Extracted data entries:
____________________

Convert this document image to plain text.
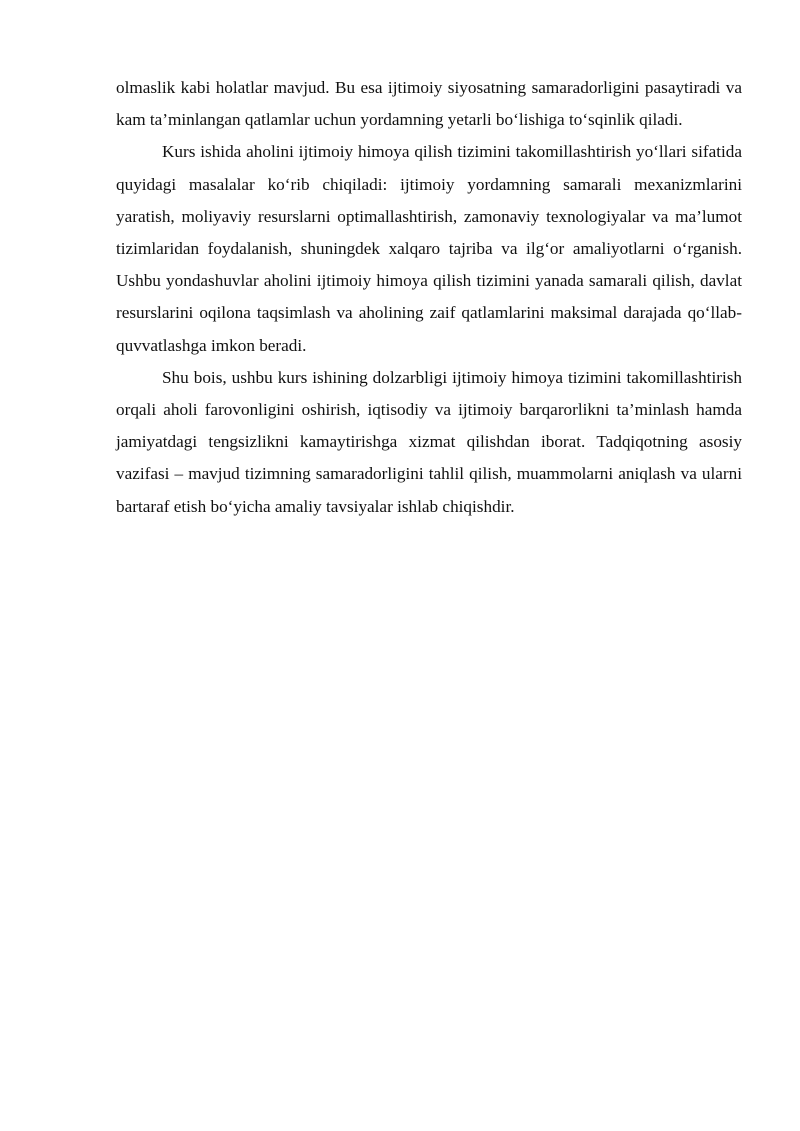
olmaslik kabi holatlar mavjud. Bu esa ijtimoiy siyosatning samaradorligini pasaytiradi va kam ta’minlangan qatlamlar uchun yordamning yetarli bo‘lishiga to‘sqinlik qiladi.

Kurs ishida aholini ijtimoiy himoya qilish tizimini takomillashtirish yo‘llari sifatida quyidagi masalalar ko‘rib chiqiladi: ijtimoiy yordamning samarali mexanizmlarini yaratish, moliyaviy resurslarni optimallashtirish, zamonaviy texnologiyalar va ma’lumot tizimlaridan foydalanish, shuningdek xalqaro tajriba va ilg‘or amaliyotlarni o‘rganish. Ushbu yondashuvlar aholini ijtimoiy himoya qilish tizimini yanada samarali qilish, davlat resurslarini oqilona taqsimlash va aholining zaif qatlamlarini maksimal darajada qo‘llab-quvvatlashga imkon beradi.

Shu bois, ushbu kurs ishining dolzarbligi ijtimoiy himoya tizimini takomillashtirish orqali aholi farovonligini oshirish, iqtisodiy va ijtimoiy barqarorlikni ta’minlash hamda jamiyatdagi tengsizlikni kamaytirishga xizmat qilishdan iborat. Tadqiqotning asosiy vazifasi – mavjud tizimning samaradorligini tahlil qilish, muammolarni aniqlash va ularni bartaraf etish bo‘yicha amaliy tavsiyalar ishlab chiqishdir.
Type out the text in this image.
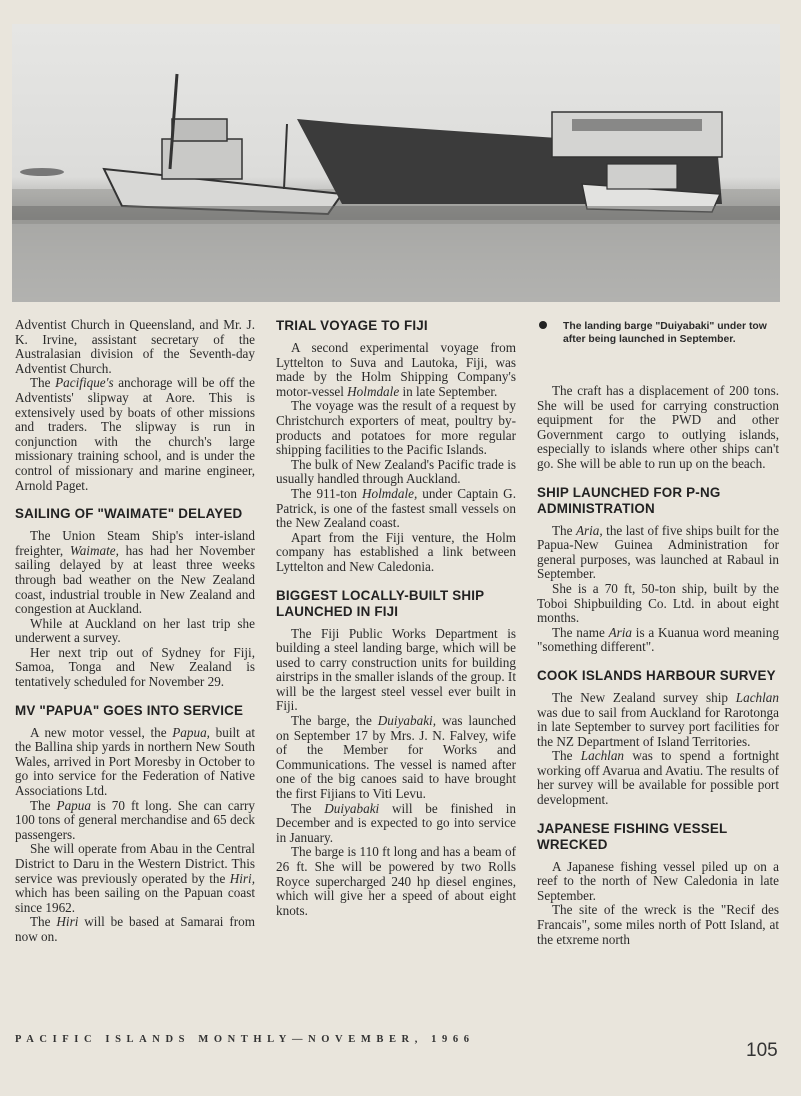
Adventist Church in Queensland, and Mr. J. K. Irvine, assistant secretary of the Australasian division of the Seventh-day Adventist Church.

The Pacifique's anchorage will be off the Adventists' slipway at Aore. This is extensively used by boats of other missions and traders. The slipway is run in conjunction with the church's large missionary training school, and is under the control of missionary and marine engineer, Arnold Paget.

SAILING OF "WAIMATE" DELAYED

The Union Steam Ship's inter-island freighter, Waimate, has had her November sailing delayed by at least three weeks through bad weather on the New Zealand coast, industrial trouble in New Zealand and congestion at Auckland.

While at Auckland on her last trip she underwent a survey.

Her next trip out of Sydney for Fiji, Samoa, Tonga and New Zealand is tentatively scheduled for November 29.

MV "PAPUA" GOES INTO SERVICE

A new motor vessel, the Papua, built at the Ballina ship yards in northern New South Wales, arrived in Port Moresby in October to go into service for the Federation of Native Associations Ltd.

The Papua is 70 ft long. She can carry 100 tons of general merchandise and 65 deck passengers.

She will operate from Abau in the Central District to Daru in the Western District. This service was previously operated by the Hiri, which has been sailing on the Papuan coast since 1962.

The Hiri will be based at Samarai from now on.

TRIAL VOYAGE TO FIJI

A second experimental voyage from Lyttelton to Suva and Lautoka, Fiji, was made by the Holm Shipping Company's motor-vessel Holmdale in late September.

The voyage was the result of a request by Christchurch exporters of meat, poultry by-products and potatoes for more regular shipping facilities to the Pacific Islands.

The bulk of New Zealand's Pacific trade is usually handled through Auckland.

The 911-ton Holmdale, under Captain G. Patrick, is one of the fastest small vessels on the New Zealand coast.

Apart from the Fiji venture, the Holm company has established a link between Lyttelton and New Caledonia.

BIGGEST LOCALLY-BUILT SHIP LAUNCHED IN FIJI

The Fiji Public Works Department is building a steel landing barge, which will be used to carry construction units for building airstrips in the smaller islands of the group. It will be the largest steel vessel ever built in Fiji.

The barge, the Duiyabaki, was launched on September 17 by Mrs. J. N. Falvey, wife of the Member for Works and Communications. The vessel is named after one of the big canoes said to have brought the first Fijians to Viti Levu.

The Duiyabaki will be finished in December and is expected to go into service in January.

The barge is 110 ft long and has a beam of 26 ft. She will be powered by two Rolls Royce supercharged 240 hp diesel engines, which will give her a speed of about eight knots.

The landing barge "Duiyabaki" under tow after being launched in September.

The craft has a displacement of 200 tons. She will be used for carrying construction equipment for the PWD and other Government cargo to outlying islands, especially to islands where other ships can't go. She will be able to run up on the beach.

SHIP LAUNCHED FOR P-NG ADMINISTRATION

The Aria, the last of five ships built for the Papua-New Guinea Administration for general purposes, was launched at Rabaul in September.

She is a 70 ft, 50-ton ship, built by the Toboi Shipbuilding Co. Ltd. in about eight months.

The name Aria is a Kuanua word meaning "something different".

COOK ISLANDS HARBOUR SURVEY

The New Zealand survey ship Lachlan was due to sail from Auckland for Rarotonga in late September to survey port facilities for the NZ Department of Island Territories.

The Lachlan was to spend a fortnight working off Avarua and Avatiu. The results of her survey will be available for possible port development.

JAPANESE FISHING VESSEL WRECKED

A Japanese fishing vessel piled up on a reef to the north of New Caledonia in late September.

The site of the wreck is the "Recif des Francais", some miles north of Pott Island, at the etxreme north

PACIFIC ISLANDS MONTHLY—NOVEMBER, 1966
105
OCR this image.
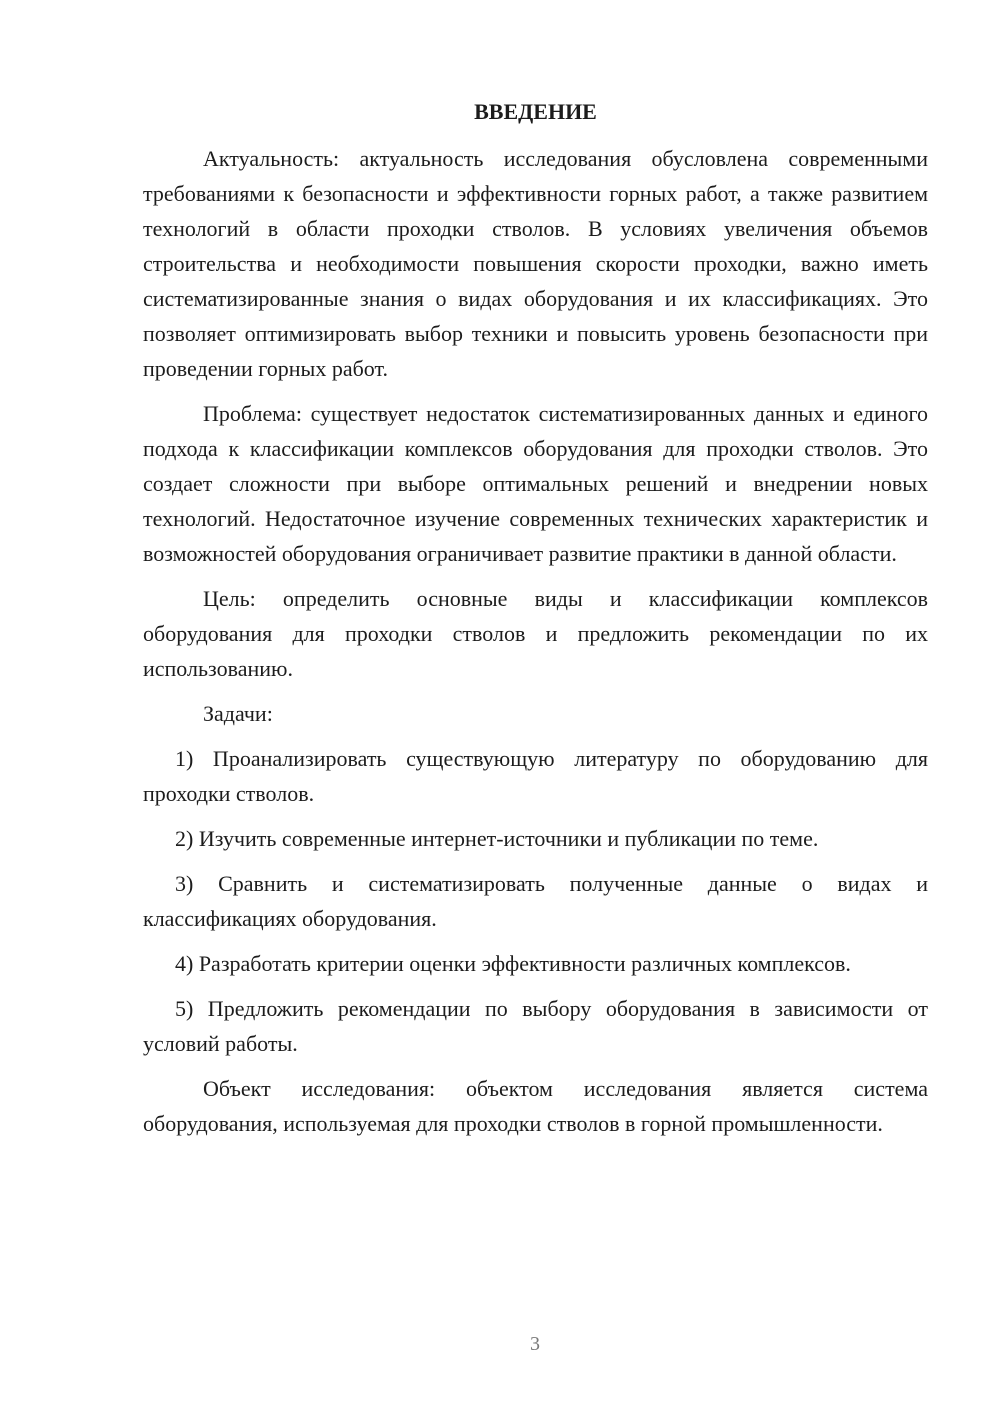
ВВЕДЕНИЕ

Актуальность: актуальность исследования обусловлена современными требованиями к безопасности и эффективности горных работ, а также развитием технологий в области проходки стволов. В условиях увеличения объемов строительства и необходимости повышения скорости проходки, важно иметь систематизированные знания о видах оборудования и их классификациях. Это позволяет оптимизировать выбор техники и повысить уровень безопасности при проведении горных работ.

Проблема: существует недостаток систематизированных данных и единого подхода к классификации комплексов оборудования для проходки стволов. Это создает сложности при выборе оптимальных решений и внедрении новых технологий. Недостаточное изучение современных технических характеристик и возможностей оборудования ограничивает развитие практики в данной области.

Цель: определить основные виды и классификации комплексов оборудования для проходки стволов и предложить рекомендации по их использованию.

Задачи:

1) Проанализировать существующую литературу по оборудованию для проходки стволов.

2) Изучить современные интернет-источники и публикации по теме.

3) Сравнить и систематизировать полученные данные о видах и классификациях оборудования.

4) Разработать критерии оценки эффективности различных комплексов.

5) Предложить рекомендации по выбору оборудования в зависимости от условий работы.

Объект исследования: объектом исследования является система оборудования, используемая для проходки стволов в горной промышленности.

3
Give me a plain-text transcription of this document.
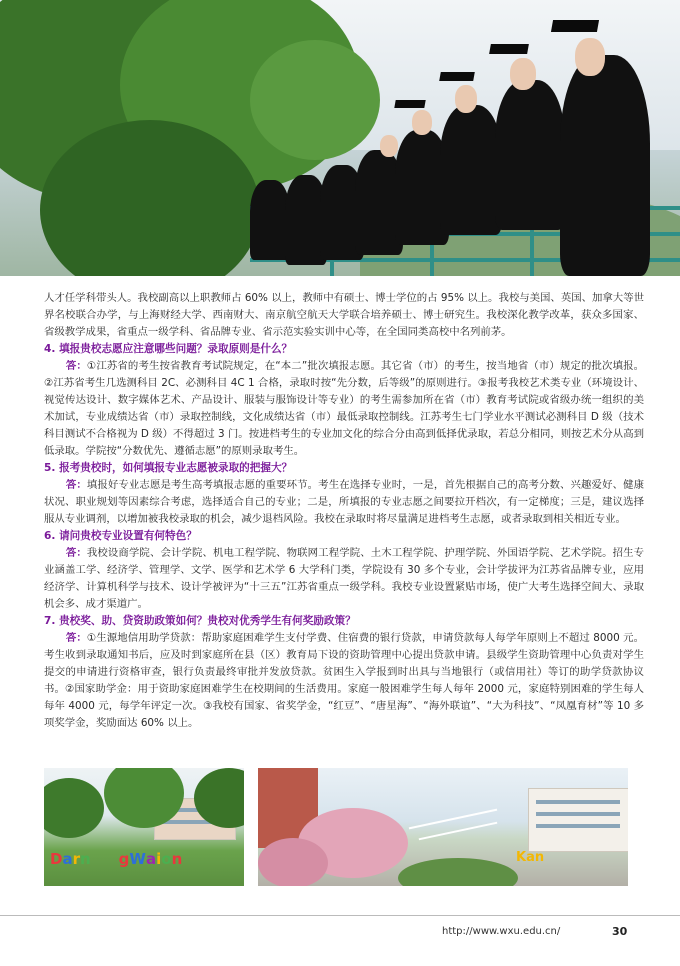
人才任学科带头人。我校副高以上职教师占 60% 以上，教师中有硕士、博士学位的占 95% 以上。我校与美国、英国、加拿大等世界名校联合办学，与上海财经大学、西南财大、南京航空航天大学联合培养硕士、博士研究生。我校深化教学改革，获众多国家、省级教学成果，省重点一级学科、省品牌专业、省示范实验实训中心等，在全国同类高校中名列前茅。

4. 填报贵校志愿应注意哪些问题？录取原则是什么？

答：①江苏省的考生按省教育考试院规定，在“本二”批次填报志愿。其它省（市）的考生，按当地省（市）规定的批次填报。②江苏省考生几选测科目 2C、必测科目 4C 1 合格，录取时按“先分数，后等级”的原则进行。③报考我校艺术类专业（环境设计、视觉传达设计、数字媒体艺术、产品设计、服装与服饰设计等专业）的考生需参加所在省（市）教育考试院或省级办统一组织的美术加试，专业成绩达省（市）录取控制线，文化成绩达省（市）最低录取控制线。江苏考生七门学业水平测试必测科目 D 级（技术科目测试不合格视为 D 级）不得超过 3 门。按进档考生的专业加文化的综合分由高到低择优录取，若总分相同，则按艺术分从高到低录取。学院按“分数优先、遵循志愿”的原则录取考生。

5. 报考贵校时，如何填报专业志愿被录取的把握大？

答：填报好专业志愿是考生高考填报志愿的重要环节。考生在选择专业时，一是，首先根据自己的高考分数、兴趣爱好、健康状况、职业规划等因素综合考虑，选择适合自己的专业；二是，所填报的专业志愿之间要拉开档次，有一定梯度；三是，建议选择服从专业调剂，以增加被我校录取的机会，减少退档风险。我校在录取时将尽量满足进档考生志愿，或者录取到相关相近专业。

6. 请问贵校专业设置有何特色？

答：我校设商学院、会计学院、机电工程学院、物联网工程学院、土木工程学院、护理学院、外国语学院、艺术学院。招生专业涵盖工学、经济学、管理学、文学、医学和艺术学 6 大学科门类，学院设有 30 多个专业，会计学拔评为江苏省品牌专业，应用经济学、计算机科学与技术、设计学被评为“十三五”江苏省重点一级学科。我校专业设置紧贴市场，使广大考生选择空间大、录取机会多、成才渠道广。

7. 贵校奖、助、贷资助政策如何？贵校对优秀学生有何奖励政策？

答：①生源地信用助学贷款：帮助家庭困难学生支付学费、住宿费的银行贷款，申请贷款每人每学年原则上不超过 8000 元。考生收到录取通知书后，应及时到家庭所在县（区）教育局下设的资助管理中心提出贷款申请。县级学生资助管理中心负责对学生提交的申请进行资格审查，银行负责最终审批并发放贷款。贫困生入学报到时出具与当地银行（或信用社）等订的助学贷款协议书。②国家助学金：用于资助家庭困难学生在校期间的生活费用。家庭一般困难学生每人每年 2000 元，家庭特别困难的学生每人每年 4000 元，每学年评定一次。③我校有国家、省奖学金，“红豆”、“唐星海”、“海外联谊”、“大为科技”、“凤凰育材”等 10 多项奖学金，奖励面达 60% 以上。

Darn gWaion	Kan
http://www.wxu.edu.cn/	30
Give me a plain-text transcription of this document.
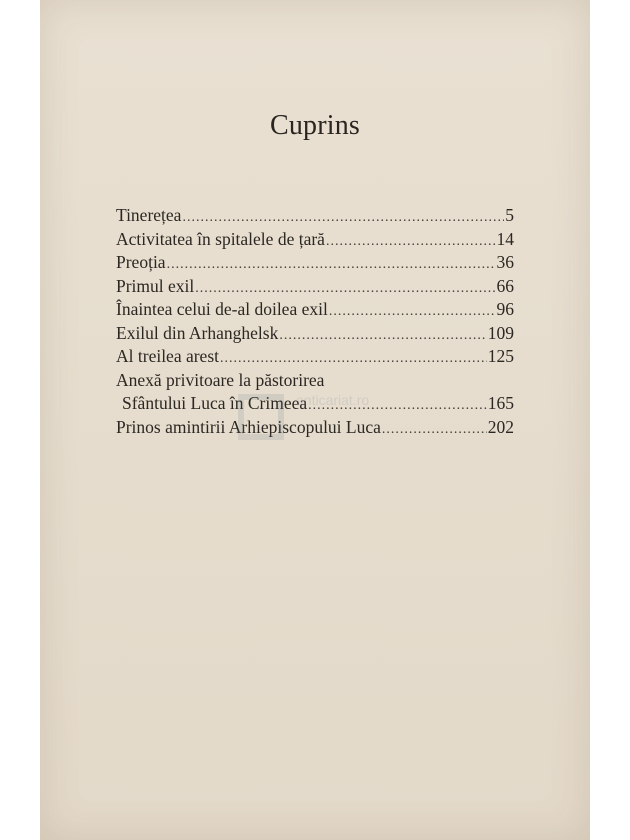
Cuprins
Tinerețea .....	5
Activitatea în spitalele de țară .....	14
Preoția .....	36
Primul exil .....	66
Înaintea celui de-al doilea exil .....	96
Exilul din Arhanghelsk .....	109
Al treilea arest .....	125
Anexă privitoare la păstorirea
Sfântului Luca în Crimeea .....	165
Prinos amintirii Arhiepiscopului Luca .....	202
anticariat.ro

____________________

**Aim**
Only lines with the word "last" are wanted, so copy each one from the records.

**Task output**
While at Auckland on her last trip she underwent a survey.
The Aria, the last of five ships built for the Papua-New Guinea Administration for general purposes, was launched at Rabaul in September.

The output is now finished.